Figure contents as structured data
++++

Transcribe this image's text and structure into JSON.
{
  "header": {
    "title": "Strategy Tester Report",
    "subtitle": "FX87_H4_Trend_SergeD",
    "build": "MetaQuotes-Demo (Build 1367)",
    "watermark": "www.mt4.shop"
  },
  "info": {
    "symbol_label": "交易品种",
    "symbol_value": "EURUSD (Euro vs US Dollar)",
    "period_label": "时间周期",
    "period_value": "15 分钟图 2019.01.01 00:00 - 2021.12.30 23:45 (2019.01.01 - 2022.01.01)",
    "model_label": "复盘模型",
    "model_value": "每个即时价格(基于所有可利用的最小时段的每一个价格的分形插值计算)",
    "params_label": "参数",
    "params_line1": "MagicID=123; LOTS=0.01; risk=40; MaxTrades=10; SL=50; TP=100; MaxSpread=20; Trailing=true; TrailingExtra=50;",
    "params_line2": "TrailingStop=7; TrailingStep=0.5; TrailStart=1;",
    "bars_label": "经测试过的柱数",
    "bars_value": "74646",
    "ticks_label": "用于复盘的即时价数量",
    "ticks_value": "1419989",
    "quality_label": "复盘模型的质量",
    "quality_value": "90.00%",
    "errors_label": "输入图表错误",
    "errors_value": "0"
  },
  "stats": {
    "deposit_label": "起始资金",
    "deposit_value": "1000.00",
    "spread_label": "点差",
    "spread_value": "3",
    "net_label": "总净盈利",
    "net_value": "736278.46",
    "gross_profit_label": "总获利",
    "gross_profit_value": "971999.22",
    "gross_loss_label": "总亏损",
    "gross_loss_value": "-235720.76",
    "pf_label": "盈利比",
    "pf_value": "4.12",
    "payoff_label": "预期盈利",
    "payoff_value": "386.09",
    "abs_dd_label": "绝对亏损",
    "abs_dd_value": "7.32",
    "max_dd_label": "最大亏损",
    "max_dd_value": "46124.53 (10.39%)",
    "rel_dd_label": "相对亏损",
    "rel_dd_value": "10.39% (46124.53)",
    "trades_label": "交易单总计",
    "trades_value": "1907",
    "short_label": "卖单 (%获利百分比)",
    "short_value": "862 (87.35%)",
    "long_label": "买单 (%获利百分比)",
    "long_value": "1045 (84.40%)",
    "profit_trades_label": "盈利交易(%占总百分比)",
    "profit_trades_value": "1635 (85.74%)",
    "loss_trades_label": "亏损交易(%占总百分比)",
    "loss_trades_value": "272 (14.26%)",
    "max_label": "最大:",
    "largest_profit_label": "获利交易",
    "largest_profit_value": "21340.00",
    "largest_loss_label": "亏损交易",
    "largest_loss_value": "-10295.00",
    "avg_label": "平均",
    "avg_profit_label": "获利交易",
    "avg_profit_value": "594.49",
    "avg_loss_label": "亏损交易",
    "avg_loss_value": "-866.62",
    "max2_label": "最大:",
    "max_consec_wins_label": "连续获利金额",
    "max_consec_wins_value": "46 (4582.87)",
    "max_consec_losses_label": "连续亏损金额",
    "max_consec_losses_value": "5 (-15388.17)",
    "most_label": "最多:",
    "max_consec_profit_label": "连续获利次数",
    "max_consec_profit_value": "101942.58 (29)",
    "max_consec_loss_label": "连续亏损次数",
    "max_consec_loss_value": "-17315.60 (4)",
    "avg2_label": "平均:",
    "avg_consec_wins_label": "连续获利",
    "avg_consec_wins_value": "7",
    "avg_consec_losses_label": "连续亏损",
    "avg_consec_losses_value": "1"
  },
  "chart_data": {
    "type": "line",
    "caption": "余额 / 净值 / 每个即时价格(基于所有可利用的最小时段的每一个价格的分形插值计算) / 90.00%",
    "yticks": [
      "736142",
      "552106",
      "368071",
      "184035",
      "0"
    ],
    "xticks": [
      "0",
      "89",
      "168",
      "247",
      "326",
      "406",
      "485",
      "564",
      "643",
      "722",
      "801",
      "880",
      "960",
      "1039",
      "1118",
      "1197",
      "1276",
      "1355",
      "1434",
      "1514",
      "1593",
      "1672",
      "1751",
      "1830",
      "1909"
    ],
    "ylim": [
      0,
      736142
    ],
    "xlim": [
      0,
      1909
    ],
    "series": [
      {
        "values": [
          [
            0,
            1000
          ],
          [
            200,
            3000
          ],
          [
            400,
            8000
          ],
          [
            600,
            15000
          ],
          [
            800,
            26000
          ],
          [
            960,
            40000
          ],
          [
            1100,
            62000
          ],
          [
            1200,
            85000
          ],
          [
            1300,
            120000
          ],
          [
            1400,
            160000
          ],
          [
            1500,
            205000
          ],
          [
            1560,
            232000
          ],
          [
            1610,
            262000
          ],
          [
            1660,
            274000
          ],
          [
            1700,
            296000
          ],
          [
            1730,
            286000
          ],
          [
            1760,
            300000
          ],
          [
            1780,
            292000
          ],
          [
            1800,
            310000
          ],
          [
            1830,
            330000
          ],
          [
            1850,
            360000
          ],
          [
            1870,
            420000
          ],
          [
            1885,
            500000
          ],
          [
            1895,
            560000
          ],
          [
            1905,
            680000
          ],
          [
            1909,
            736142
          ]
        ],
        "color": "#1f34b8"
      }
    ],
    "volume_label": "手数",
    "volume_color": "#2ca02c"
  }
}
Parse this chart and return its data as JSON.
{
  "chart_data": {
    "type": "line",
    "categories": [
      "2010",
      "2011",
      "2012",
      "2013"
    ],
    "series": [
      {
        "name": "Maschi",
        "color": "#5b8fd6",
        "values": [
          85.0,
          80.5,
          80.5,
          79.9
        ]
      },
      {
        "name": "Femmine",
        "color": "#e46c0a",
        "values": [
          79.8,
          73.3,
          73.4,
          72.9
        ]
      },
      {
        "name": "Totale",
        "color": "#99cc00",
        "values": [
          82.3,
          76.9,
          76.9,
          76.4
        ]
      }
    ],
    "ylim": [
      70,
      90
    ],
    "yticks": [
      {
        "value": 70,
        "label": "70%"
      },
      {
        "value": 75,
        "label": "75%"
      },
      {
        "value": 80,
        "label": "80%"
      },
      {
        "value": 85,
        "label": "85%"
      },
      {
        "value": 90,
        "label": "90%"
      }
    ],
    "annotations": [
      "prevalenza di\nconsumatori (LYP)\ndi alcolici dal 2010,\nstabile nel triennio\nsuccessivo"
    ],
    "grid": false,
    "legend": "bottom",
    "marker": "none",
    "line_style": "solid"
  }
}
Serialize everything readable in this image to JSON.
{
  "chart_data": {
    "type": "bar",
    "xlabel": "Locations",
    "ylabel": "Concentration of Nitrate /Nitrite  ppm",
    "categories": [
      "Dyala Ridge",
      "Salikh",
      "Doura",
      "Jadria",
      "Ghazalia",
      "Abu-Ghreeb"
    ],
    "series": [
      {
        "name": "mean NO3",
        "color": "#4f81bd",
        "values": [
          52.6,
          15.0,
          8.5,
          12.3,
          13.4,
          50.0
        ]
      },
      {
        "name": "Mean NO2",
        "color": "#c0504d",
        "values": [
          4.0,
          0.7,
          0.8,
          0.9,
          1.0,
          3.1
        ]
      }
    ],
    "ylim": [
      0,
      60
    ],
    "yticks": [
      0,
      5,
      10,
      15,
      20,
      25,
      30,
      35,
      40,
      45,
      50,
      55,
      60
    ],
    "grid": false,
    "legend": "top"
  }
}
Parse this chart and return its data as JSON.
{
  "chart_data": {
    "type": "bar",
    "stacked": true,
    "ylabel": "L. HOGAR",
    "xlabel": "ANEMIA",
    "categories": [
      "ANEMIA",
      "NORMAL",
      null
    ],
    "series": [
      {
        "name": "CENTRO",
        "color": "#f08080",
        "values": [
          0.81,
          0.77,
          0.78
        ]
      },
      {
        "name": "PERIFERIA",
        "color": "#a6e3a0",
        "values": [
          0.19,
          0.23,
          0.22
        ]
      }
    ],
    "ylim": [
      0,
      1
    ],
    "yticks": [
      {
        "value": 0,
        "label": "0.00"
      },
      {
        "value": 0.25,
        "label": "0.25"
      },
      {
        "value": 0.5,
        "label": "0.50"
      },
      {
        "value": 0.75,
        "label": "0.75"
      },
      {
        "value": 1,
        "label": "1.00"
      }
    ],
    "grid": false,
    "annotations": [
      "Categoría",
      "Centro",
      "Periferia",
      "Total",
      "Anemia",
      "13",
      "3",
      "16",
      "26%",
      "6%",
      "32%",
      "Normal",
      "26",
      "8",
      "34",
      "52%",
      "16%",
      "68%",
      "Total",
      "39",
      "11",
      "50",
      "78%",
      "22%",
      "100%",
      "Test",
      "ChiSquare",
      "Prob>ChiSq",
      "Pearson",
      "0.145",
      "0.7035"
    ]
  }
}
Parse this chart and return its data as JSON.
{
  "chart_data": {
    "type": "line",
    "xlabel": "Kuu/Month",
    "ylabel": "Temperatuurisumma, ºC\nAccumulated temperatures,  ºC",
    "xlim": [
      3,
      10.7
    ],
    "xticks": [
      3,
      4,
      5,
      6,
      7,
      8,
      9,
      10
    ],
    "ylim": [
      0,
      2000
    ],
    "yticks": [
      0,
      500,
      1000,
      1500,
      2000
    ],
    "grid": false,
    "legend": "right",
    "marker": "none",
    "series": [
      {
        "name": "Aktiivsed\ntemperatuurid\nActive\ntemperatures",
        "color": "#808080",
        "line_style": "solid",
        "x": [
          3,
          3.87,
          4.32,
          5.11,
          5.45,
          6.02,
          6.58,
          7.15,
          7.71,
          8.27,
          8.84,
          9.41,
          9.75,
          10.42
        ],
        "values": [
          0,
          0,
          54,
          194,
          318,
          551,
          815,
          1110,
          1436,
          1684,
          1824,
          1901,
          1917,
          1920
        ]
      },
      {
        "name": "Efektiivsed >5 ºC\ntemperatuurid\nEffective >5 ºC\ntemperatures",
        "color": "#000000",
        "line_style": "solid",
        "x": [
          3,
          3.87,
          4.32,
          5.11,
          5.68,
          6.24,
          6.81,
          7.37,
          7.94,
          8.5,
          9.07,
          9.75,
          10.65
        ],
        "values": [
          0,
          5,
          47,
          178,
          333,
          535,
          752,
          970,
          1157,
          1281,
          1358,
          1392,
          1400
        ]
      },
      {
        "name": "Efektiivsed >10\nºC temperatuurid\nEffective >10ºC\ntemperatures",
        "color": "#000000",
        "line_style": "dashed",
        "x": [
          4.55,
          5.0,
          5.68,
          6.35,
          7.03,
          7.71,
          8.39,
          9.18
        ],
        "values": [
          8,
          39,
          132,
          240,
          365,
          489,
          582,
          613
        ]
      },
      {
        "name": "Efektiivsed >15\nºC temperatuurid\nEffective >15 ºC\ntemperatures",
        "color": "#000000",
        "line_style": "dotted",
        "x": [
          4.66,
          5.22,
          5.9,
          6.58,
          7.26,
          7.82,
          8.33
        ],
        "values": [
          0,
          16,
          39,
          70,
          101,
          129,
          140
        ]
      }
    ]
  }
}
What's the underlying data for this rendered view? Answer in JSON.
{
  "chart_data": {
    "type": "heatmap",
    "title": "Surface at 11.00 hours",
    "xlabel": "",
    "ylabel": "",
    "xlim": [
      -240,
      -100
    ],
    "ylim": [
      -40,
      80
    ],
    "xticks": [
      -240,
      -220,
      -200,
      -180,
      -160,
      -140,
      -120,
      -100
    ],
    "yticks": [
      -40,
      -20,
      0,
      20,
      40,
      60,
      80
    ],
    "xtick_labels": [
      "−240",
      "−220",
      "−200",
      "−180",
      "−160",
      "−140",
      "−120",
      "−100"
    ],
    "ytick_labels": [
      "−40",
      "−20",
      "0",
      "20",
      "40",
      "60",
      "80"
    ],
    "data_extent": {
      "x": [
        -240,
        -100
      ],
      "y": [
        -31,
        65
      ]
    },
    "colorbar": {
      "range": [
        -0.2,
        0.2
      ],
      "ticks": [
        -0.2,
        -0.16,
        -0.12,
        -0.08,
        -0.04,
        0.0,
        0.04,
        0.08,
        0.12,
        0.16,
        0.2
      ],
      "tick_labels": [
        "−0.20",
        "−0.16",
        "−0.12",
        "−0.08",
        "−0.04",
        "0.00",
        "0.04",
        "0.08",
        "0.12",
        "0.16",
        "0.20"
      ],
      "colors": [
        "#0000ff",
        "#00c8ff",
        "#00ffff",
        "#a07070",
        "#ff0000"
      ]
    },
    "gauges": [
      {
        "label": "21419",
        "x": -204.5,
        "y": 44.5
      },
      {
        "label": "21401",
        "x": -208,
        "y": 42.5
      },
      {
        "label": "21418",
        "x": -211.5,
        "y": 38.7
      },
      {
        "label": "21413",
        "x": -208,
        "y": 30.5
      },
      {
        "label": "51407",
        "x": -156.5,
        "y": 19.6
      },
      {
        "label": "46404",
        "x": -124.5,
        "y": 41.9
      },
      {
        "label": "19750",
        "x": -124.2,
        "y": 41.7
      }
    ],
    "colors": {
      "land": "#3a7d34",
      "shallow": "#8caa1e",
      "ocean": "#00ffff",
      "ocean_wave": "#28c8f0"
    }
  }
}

++++

## Exercise requirements
Gather up, from the records above, each line where the word "xlabel" appears.

## Finished exercise
    "xlabel": "Locations",
    "xlabel": "ANEMIA",
    "xlabel": "Kuu/Month",
    "xlabel": "",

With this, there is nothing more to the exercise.